* Directions: Work out the number of lines with the word "color" in the material below, then reply with that number only.

— start of Supplied data —

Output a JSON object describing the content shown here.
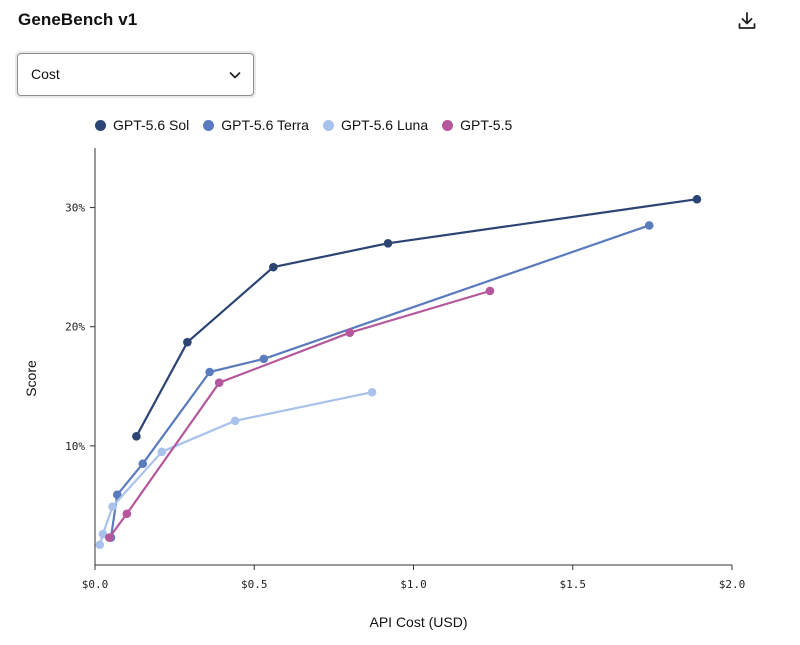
{
  "header": {
    "title": "GeneBench v1",
    "download_icon": "download-icon"
  },
  "metric_select": {
    "value": "Cost",
    "icon": "chevron-down-icon"
  },
  "chart_data": {
    "type": "line",
    "xlabel": "API Cost (USD)",
    "ylabel": "Score",
    "xlim": [
      0,
      2.0
    ],
    "ylim": [
      0,
      35
    ],
    "x_ticks": [
      0.0,
      0.5,
      1.0,
      1.5,
      2.0
    ],
    "x_tick_labels": [
      "$0.0",
      "$0.5",
      "$1.0",
      "$1.5",
      "$2.0"
    ],
    "y_ticks": [
      10,
      20,
      30
    ],
    "y_tick_labels": [
      "10%",
      "20%",
      "30%"
    ],
    "grid": false,
    "legend_position": "top-left",
    "series": [
      {
        "name": "GPT-5.6 Sol",
        "color": "#2b4474",
        "points": [
          [
            0.13,
            10.8
          ],
          [
            0.29,
            18.7
          ],
          [
            0.56,
            25.0
          ],
          [
            0.92,
            27.0
          ],
          [
            1.89,
            30.7
          ]
        ]
      },
      {
        "name": "GPT-5.6 Terra",
        "color": "#5a7bbd",
        "points": [
          [
            0.05,
            2.3
          ],
          [
            0.07,
            5.9
          ],
          [
            0.15,
            8.5
          ],
          [
            0.36,
            16.2
          ],
          [
            0.53,
            17.3
          ],
          [
            1.74,
            28.5
          ]
        ]
      },
      {
        "name": "GPT-5.6 Luna",
        "color": "#a9c2ec",
        "points": [
          [
            0.015,
            1.7
          ],
          [
            0.025,
            2.6
          ],
          [
            0.055,
            4.9
          ],
          [
            0.21,
            9.5
          ],
          [
            0.44,
            12.1
          ],
          [
            0.87,
            14.5
          ]
        ]
      },
      {
        "name": "GPT-5.5",
        "color": "#b5579c",
        "points": [
          [
            0.045,
            2.3
          ],
          [
            0.1,
            4.3
          ],
          [
            0.39,
            15.3
          ],
          [
            0.8,
            19.5
          ],
          [
            1.24,
            23.0
          ]
        ]
      }
    ]
  }
}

— end of Supplied data —

* Answer to this problem: 4